═══ DATA SHOWN ═══

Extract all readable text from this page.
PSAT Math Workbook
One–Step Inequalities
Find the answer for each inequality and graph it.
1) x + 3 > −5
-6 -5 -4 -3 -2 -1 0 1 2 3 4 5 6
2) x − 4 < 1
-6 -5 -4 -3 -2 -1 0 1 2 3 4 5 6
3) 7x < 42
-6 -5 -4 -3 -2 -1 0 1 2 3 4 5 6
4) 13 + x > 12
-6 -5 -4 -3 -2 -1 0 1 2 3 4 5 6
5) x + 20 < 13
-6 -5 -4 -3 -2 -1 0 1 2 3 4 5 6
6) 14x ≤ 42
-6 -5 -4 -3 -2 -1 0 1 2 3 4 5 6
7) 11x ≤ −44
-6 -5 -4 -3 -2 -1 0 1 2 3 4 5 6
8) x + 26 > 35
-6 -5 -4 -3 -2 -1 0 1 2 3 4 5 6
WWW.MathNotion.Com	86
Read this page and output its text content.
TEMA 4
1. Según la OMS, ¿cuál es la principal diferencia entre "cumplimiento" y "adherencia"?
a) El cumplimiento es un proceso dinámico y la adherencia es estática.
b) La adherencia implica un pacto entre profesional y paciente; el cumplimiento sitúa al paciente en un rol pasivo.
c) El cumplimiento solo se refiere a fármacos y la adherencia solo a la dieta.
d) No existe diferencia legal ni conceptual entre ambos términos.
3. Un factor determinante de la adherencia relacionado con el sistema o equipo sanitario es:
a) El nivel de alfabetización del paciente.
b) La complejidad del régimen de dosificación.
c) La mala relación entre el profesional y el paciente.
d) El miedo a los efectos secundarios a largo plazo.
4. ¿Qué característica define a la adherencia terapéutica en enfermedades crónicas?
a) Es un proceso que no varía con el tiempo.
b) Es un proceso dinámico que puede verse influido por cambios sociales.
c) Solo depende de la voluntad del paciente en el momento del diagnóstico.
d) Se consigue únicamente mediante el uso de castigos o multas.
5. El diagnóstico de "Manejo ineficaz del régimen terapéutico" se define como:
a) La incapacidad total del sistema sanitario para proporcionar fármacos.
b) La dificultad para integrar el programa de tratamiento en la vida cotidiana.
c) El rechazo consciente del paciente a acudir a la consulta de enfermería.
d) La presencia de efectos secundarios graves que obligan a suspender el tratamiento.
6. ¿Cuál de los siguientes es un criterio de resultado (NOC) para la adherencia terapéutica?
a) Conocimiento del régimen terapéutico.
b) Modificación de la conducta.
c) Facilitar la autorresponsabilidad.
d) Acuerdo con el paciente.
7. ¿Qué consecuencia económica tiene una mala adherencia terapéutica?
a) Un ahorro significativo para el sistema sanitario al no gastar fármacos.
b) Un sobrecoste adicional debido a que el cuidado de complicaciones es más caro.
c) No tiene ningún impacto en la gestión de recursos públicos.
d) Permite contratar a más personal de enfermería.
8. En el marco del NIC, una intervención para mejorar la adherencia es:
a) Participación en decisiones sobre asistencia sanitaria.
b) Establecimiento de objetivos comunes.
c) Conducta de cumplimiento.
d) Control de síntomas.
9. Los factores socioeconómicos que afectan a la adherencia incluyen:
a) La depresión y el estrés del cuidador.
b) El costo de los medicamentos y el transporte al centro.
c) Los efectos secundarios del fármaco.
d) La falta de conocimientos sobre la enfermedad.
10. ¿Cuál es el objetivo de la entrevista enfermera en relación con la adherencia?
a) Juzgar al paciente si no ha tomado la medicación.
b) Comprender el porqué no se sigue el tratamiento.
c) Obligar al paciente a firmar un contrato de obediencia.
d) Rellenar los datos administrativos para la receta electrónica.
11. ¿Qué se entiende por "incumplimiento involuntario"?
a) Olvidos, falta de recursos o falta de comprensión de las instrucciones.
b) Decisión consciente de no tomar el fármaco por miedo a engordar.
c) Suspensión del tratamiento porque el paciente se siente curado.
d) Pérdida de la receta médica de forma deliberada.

═══

● WHAT NEEDS TO BE DONE
Identify every line above that includes the word "miedo", and show those lines.

● EXERCISE OUTPUT
d) El miedo a los efectos secundarios a largo plazo.
b) Decisión consciente de no tomar el fármaco por miedo a engordar.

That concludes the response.